DIRECTIVE — Reproduce the listing word for word, leaving every picture behind.

Items from a figure collection
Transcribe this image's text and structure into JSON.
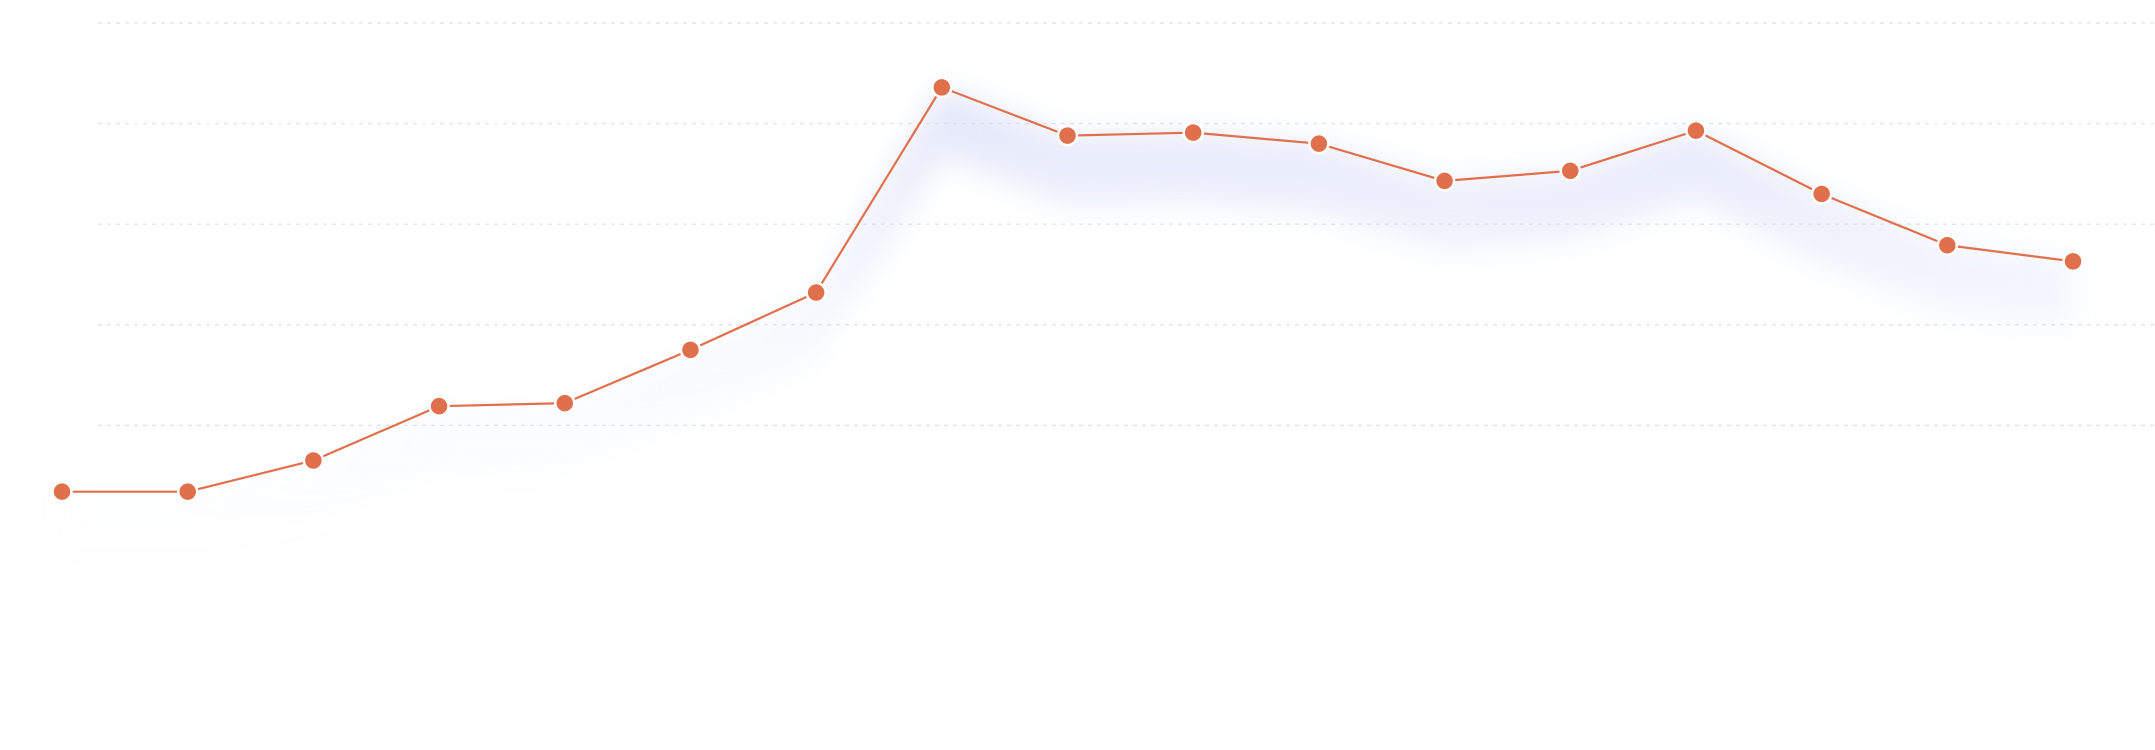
{
  "chart_data": {
    "type": "line",
    "title": "",
    "xlabel": "",
    "ylabel": "",
    "ylim": [
      0,
      7
    ],
    "grid": true,
    "legend": "none",
    "x": [
      1,
      2,
      3,
      4,
      5,
      6,
      7,
      8,
      9,
      10,
      11,
      12,
      13,
      14,
      15,
      16,
      17
    ],
    "series": [
      {
        "values": [
          2.34,
          2.34,
          2.65,
          3.19,
          3.22,
          3.75,
          4.32,
          6.36,
          5.88,
          5.91,
          5.8,
          5.43,
          5.53,
          5.93,
          5.3,
          4.79,
          4.63
        ],
        "color": "#e0704c"
      }
    ],
    "colors": {
      "line": "#e0704c",
      "point": "#e0704c",
      "area": "#cdd3f6",
      "grid": "#e3e5ea"
    }
  }
}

EXERCISE ANSWER —
Transcribe this image's text and structure into JSON.
{
  "chart_data": {
    "type": "line",
    "title": "",
    "xlabel": "",
    "ylabel": "",
    "ylim": [
      0,
      7
    ],
    "grid": true,
    "legend": "none",
    "x": [
      1,
      2,
      3,
      4,
      5,
      6,
      7,
      8,
      9,
      10,
      11,
      12,
      13,
      14,
      15,
      16,
      17
    ],
    "series": [
      {
        "values": [
          2.34,
          2.34,
          2.65,
          3.19,
          3.22,
          3.75,
          4.32,
          6.36,
          5.88,
          5.91,
          5.8,
          5.43,
          5.53,
          5.93,
          5.3,
          4.79,
          4.63
        ],
        "color": "#e0704c"
      }
    ],
    "colors": {
      "line": "#e0704c",
      "point": "#e0704c",
      "area": "#cdd3f6",
      "grid": "#e3e5ea"
    }
  }
}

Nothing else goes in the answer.